— TEXT SEGMENT —
—————

While in the lion park, I spent most of my time with Jessica.  She is the sweetest girl.  She’s 17 and from Georgia.  We shared some nice conversations and I thank God for her daily.

I’ve discovered that I have a lot of pride in my life.  It keeps me from listening and learning from other people.  Before I leave here I want to give all that pride away to God. I fear it keeps me from growing.

I love this mission thing.  Teen Mania functions in a way that I can’t relate to, but I have molded to its ways.

I’m looking forward to the world of film.  I want that to be my mission field.  I hope I can understand that world.  I just want to know my Jesus and understand him better and share him with those who haven’t heard of his love.

I am now on a bus and in just a minute or two we will be headed to Piet Retief in South Africa.  It is about a five or six hour bus ride.  Later on we will drive into Swaziland.  “It’s a whole other country,” to quote Forrest Gump.  I’m excited for the long bus ride!  I just want to stare out the window.  After our final ministry days, we will go on a full out African Safari!

Not much time is left.  Only about a week and a day.  I have many plane rides to look forward to and a new job waiting on my when I return.  But for now, I’m in Africa.  I don’t know when I’ll be back, so I’m going to enjoy it while I can.

—————

— TASK GOAL —
Rewrite the mission journal from "I love this" up to and including "out African Safari!", changing "film" to "music".

—————

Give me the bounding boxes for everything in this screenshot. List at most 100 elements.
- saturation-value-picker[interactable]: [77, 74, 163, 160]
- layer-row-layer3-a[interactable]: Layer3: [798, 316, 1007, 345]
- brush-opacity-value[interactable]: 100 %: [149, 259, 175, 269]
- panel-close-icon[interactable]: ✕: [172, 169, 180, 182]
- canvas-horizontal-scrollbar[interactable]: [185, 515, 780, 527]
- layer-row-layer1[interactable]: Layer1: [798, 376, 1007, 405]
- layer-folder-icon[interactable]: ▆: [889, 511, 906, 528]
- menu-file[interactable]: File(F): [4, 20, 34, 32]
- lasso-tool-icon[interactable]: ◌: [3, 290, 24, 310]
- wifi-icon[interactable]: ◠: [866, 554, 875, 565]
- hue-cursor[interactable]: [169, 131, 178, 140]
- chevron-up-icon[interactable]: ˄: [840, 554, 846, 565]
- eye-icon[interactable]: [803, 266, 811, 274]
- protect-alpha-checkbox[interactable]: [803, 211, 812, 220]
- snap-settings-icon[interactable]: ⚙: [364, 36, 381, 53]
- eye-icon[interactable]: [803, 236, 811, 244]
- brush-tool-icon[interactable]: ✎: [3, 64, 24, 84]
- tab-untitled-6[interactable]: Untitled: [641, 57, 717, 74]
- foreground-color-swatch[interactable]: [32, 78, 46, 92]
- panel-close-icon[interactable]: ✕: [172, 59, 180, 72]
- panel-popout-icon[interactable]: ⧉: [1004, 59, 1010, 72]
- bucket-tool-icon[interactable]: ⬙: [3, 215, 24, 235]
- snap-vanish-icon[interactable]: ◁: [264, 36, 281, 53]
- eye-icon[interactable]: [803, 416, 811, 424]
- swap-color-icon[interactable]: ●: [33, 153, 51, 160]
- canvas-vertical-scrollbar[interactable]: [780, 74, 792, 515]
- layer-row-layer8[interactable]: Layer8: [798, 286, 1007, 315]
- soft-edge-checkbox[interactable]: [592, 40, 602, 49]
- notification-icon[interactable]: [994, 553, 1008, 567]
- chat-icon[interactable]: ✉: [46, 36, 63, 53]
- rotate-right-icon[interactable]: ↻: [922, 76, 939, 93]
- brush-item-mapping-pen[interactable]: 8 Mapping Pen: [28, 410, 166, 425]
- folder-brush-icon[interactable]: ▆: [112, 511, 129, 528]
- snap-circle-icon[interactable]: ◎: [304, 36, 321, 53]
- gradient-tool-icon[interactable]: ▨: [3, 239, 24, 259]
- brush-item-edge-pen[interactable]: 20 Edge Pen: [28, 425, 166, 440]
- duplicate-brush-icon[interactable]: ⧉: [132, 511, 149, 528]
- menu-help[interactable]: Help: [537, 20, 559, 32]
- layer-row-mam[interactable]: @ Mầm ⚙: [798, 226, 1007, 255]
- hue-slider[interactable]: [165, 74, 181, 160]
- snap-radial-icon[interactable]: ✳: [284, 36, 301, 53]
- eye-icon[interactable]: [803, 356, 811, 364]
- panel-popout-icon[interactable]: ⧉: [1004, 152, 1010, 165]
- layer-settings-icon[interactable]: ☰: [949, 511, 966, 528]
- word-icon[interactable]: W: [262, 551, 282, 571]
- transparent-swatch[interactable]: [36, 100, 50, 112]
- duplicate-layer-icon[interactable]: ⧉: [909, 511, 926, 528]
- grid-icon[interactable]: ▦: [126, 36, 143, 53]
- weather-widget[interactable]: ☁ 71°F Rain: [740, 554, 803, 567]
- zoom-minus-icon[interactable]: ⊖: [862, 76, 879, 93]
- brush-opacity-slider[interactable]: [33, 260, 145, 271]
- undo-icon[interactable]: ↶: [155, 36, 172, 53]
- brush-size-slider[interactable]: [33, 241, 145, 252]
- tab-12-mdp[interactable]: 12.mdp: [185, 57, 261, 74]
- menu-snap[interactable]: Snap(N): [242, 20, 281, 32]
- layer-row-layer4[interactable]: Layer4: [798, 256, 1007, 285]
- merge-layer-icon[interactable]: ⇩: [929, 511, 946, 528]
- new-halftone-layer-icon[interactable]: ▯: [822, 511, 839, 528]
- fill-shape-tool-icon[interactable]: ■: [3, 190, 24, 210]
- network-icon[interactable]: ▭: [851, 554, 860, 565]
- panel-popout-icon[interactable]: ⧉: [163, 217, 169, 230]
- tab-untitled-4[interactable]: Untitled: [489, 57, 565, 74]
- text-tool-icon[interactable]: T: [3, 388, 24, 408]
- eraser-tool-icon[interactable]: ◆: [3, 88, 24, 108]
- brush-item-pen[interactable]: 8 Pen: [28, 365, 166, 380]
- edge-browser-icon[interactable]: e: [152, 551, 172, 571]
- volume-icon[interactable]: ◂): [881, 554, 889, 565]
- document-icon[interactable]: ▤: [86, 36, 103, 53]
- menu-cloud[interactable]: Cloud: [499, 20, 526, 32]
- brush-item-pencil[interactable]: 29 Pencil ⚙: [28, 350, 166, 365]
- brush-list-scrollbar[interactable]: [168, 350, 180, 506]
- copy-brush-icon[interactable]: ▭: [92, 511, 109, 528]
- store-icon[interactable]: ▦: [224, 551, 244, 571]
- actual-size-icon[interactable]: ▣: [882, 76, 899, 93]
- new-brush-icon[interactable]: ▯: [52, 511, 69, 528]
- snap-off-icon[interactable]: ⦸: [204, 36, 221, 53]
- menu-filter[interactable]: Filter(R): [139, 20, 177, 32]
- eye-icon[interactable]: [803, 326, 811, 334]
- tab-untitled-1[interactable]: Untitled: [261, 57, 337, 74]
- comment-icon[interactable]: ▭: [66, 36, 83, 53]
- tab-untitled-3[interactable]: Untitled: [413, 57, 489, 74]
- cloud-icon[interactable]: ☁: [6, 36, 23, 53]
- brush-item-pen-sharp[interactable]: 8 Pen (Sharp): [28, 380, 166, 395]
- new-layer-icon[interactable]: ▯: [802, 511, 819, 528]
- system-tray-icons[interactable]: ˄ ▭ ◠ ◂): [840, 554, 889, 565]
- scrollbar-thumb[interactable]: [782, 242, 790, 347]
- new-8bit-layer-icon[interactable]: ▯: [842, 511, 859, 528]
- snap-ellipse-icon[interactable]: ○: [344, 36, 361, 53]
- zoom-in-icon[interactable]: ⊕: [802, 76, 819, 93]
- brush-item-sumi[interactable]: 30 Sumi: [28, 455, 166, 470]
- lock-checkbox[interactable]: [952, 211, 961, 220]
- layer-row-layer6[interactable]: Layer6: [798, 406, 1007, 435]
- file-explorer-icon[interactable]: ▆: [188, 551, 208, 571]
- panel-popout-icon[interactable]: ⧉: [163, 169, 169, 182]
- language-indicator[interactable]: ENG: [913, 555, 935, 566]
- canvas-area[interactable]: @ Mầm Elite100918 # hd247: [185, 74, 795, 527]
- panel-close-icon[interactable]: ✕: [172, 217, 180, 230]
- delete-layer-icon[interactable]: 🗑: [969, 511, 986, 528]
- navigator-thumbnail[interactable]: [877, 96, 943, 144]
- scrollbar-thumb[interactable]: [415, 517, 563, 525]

—————

— WRITTEN RESPONSE —
I love this mission thing.  Teen Mania functions in a way that I can’t relate to, but I have molded to its ways.

I’m looking forward to the world of music.  I want that to be my mission field.  I hope I can understand that world.  I just want to know my Jesus and understand him better and share him with those who haven’t heard of his love.

I am now on a bus and in just a minute or two we will be headed to Piet Retief in South Africa.  It is about a five or six hour bus ride.  Later on we will drive into Swaziland.  “It’s a whole other country,” to quote Forrest Gump.  I’m excited for the long bus ride!  I just want to stare out the window.  After our final ministry days, we will go on a full out African Safari!